• **Exercise**: Return the lines where the word "value" occurs.

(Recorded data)
## START
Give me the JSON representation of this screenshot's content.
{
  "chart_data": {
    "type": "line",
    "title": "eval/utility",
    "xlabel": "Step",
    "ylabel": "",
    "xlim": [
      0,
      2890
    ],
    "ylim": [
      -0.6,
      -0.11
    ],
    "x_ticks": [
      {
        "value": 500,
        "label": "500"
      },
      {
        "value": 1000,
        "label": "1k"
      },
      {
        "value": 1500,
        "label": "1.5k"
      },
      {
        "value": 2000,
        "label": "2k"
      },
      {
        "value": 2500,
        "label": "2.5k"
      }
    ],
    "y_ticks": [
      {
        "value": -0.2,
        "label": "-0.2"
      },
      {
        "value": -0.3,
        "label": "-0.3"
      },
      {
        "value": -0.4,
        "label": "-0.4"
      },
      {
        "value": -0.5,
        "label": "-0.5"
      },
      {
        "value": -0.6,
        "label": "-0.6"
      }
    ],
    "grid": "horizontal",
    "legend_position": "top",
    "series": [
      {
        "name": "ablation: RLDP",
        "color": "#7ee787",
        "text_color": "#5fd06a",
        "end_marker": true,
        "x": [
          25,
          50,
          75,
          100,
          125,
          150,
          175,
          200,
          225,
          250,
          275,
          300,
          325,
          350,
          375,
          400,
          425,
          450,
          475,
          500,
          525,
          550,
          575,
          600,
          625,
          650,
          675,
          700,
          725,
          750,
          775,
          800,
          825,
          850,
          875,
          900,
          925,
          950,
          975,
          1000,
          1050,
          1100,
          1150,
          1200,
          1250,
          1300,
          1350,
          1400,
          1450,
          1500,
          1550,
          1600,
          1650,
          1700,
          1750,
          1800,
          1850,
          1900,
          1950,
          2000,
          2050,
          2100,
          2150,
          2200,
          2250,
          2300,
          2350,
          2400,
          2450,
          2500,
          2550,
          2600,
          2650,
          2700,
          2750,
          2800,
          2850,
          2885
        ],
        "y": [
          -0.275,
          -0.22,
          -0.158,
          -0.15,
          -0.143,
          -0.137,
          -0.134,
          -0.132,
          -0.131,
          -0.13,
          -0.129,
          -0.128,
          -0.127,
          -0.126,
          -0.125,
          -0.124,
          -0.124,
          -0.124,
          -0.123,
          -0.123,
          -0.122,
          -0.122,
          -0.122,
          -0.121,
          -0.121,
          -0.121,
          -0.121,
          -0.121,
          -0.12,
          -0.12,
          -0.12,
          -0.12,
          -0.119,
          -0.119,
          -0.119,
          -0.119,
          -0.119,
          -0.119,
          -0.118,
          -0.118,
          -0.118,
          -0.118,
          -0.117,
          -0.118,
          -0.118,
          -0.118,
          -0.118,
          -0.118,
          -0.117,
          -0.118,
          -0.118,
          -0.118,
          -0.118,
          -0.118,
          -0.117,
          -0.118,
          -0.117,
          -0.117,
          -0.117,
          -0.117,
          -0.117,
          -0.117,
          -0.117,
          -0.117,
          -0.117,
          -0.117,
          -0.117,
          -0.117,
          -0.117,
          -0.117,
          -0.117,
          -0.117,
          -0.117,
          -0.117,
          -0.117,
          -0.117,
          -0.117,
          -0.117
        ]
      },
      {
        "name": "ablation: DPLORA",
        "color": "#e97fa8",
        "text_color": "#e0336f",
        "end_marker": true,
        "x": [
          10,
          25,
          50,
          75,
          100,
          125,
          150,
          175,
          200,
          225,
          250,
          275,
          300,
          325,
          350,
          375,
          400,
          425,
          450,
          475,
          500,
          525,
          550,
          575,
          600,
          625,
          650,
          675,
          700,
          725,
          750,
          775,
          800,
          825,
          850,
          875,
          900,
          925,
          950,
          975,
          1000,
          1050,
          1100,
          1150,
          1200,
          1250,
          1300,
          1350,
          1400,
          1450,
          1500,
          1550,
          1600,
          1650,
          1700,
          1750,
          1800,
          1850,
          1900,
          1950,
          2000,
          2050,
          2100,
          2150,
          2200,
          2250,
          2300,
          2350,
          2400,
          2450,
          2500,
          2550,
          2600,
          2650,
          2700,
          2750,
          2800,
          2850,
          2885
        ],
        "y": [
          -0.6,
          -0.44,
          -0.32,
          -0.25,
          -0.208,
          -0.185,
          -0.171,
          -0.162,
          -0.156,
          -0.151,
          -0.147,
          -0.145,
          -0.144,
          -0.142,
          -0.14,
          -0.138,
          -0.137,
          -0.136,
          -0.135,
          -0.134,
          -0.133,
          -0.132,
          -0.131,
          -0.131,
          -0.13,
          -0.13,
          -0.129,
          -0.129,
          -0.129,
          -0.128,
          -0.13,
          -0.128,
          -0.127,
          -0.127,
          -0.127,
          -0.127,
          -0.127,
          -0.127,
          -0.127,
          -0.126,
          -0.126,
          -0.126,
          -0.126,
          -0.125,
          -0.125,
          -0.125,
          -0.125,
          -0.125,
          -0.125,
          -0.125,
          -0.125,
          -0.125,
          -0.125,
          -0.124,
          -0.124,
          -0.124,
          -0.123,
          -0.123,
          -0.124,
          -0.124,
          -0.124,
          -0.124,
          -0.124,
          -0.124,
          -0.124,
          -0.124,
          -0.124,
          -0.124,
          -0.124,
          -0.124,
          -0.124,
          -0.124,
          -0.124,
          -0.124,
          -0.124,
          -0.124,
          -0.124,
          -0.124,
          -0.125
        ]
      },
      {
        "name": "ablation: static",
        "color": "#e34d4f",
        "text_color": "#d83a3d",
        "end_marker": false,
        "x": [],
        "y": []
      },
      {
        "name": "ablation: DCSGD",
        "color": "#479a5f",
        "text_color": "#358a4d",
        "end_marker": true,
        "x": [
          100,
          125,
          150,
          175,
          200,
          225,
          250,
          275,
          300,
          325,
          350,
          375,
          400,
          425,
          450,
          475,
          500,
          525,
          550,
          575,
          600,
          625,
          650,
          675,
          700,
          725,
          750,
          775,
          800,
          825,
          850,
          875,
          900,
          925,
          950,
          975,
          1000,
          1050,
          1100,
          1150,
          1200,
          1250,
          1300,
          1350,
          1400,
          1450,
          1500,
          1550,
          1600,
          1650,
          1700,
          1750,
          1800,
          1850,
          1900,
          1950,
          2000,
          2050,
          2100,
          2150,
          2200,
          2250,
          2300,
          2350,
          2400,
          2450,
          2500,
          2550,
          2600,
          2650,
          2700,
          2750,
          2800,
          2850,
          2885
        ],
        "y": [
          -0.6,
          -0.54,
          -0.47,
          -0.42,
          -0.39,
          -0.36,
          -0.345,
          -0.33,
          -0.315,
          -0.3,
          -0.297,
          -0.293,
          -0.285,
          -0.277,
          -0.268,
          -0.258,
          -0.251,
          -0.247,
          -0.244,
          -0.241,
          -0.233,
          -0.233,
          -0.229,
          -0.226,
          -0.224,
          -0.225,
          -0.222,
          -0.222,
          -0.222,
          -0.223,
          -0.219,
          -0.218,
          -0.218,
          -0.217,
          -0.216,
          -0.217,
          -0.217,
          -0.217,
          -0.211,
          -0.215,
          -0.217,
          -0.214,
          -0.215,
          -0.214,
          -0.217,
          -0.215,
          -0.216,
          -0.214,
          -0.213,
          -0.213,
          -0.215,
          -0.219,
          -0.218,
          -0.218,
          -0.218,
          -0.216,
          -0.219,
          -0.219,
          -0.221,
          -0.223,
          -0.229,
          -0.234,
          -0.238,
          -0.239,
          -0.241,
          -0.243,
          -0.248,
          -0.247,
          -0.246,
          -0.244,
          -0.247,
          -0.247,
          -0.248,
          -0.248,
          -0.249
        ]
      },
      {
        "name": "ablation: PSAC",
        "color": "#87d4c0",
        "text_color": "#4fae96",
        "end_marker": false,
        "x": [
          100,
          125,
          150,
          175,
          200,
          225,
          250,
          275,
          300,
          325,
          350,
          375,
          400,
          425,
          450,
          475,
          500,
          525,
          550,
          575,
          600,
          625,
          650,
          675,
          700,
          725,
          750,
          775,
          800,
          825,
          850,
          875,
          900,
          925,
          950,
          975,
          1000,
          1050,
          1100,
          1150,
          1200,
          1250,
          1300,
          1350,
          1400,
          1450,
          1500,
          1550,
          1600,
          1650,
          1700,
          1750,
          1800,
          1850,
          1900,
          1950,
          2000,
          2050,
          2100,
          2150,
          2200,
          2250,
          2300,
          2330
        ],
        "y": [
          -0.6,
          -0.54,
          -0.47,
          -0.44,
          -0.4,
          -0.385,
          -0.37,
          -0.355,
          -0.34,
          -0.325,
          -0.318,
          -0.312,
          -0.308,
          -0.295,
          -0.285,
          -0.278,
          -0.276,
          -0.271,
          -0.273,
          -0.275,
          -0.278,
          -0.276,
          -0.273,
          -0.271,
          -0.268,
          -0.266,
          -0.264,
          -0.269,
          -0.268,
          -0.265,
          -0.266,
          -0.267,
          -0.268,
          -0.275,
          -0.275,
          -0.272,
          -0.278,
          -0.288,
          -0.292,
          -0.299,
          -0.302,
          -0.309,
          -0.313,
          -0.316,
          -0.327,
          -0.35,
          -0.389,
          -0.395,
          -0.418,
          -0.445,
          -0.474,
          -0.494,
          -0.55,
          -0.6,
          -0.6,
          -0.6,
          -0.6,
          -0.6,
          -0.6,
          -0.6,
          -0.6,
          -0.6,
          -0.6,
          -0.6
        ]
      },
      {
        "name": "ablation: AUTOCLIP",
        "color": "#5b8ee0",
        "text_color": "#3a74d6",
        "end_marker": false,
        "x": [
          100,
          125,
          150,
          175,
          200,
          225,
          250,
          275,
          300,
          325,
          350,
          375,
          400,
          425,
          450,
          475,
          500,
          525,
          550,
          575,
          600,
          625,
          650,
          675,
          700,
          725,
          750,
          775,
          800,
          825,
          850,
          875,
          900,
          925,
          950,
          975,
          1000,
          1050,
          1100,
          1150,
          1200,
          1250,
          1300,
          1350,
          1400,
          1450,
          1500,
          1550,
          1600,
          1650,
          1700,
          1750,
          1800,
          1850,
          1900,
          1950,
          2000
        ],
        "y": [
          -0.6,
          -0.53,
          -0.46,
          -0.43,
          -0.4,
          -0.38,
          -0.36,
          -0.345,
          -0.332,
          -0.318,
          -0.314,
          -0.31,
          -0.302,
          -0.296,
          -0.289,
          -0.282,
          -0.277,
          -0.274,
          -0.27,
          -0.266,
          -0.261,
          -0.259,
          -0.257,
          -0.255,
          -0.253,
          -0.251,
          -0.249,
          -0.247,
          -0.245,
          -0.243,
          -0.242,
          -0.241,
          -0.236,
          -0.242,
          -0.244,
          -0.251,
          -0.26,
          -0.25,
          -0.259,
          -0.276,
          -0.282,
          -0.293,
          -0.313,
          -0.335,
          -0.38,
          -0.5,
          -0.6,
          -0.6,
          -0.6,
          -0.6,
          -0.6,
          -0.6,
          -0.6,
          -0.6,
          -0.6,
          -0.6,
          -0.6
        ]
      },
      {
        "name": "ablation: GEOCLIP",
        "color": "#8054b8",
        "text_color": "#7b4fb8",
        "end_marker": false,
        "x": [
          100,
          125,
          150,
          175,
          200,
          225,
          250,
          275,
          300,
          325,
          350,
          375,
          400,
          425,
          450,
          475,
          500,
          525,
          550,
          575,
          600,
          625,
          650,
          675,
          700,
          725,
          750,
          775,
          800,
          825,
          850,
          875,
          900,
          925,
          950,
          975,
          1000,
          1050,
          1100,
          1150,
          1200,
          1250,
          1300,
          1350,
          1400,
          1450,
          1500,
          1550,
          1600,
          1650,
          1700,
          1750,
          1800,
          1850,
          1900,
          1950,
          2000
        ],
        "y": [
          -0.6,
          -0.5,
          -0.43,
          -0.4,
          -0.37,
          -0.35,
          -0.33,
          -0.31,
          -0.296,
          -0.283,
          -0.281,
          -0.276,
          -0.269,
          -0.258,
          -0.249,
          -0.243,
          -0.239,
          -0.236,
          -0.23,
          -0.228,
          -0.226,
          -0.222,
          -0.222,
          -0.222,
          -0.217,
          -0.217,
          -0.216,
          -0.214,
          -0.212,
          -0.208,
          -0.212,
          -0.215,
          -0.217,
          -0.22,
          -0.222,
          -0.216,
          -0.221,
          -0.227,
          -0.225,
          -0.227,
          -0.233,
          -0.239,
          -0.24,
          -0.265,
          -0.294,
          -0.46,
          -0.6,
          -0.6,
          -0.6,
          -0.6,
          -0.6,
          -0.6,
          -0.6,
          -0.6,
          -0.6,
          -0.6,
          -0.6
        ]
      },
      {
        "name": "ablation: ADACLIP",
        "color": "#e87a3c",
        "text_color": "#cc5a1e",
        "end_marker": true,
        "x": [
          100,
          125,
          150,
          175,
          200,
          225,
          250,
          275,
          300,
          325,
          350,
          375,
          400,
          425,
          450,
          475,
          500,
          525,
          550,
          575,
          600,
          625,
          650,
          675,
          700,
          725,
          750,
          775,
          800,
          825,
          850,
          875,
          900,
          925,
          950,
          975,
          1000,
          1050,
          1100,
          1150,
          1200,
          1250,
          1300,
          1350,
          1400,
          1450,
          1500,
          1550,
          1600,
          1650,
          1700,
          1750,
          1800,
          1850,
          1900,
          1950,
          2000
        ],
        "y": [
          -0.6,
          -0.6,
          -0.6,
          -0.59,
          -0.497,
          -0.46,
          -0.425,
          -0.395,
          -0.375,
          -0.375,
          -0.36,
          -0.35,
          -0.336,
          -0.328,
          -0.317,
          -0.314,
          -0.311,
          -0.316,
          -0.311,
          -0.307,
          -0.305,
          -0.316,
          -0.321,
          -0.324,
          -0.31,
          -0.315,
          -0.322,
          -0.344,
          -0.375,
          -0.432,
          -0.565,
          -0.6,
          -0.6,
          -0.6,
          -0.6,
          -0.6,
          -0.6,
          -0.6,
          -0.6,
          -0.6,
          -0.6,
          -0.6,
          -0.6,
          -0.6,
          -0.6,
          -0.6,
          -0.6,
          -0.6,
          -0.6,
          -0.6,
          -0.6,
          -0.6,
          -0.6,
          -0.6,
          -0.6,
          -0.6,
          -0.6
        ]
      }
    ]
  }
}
## END
• **Task output**:
        "value": 500,
        "value": 1000,
        "value": 1500,
        "value": 2000,
        "value": 2500,
        "value": -0.2,
        "value": -0.3,
        "value": -0.4,
        "value": -0.5,
        "value": -0.6,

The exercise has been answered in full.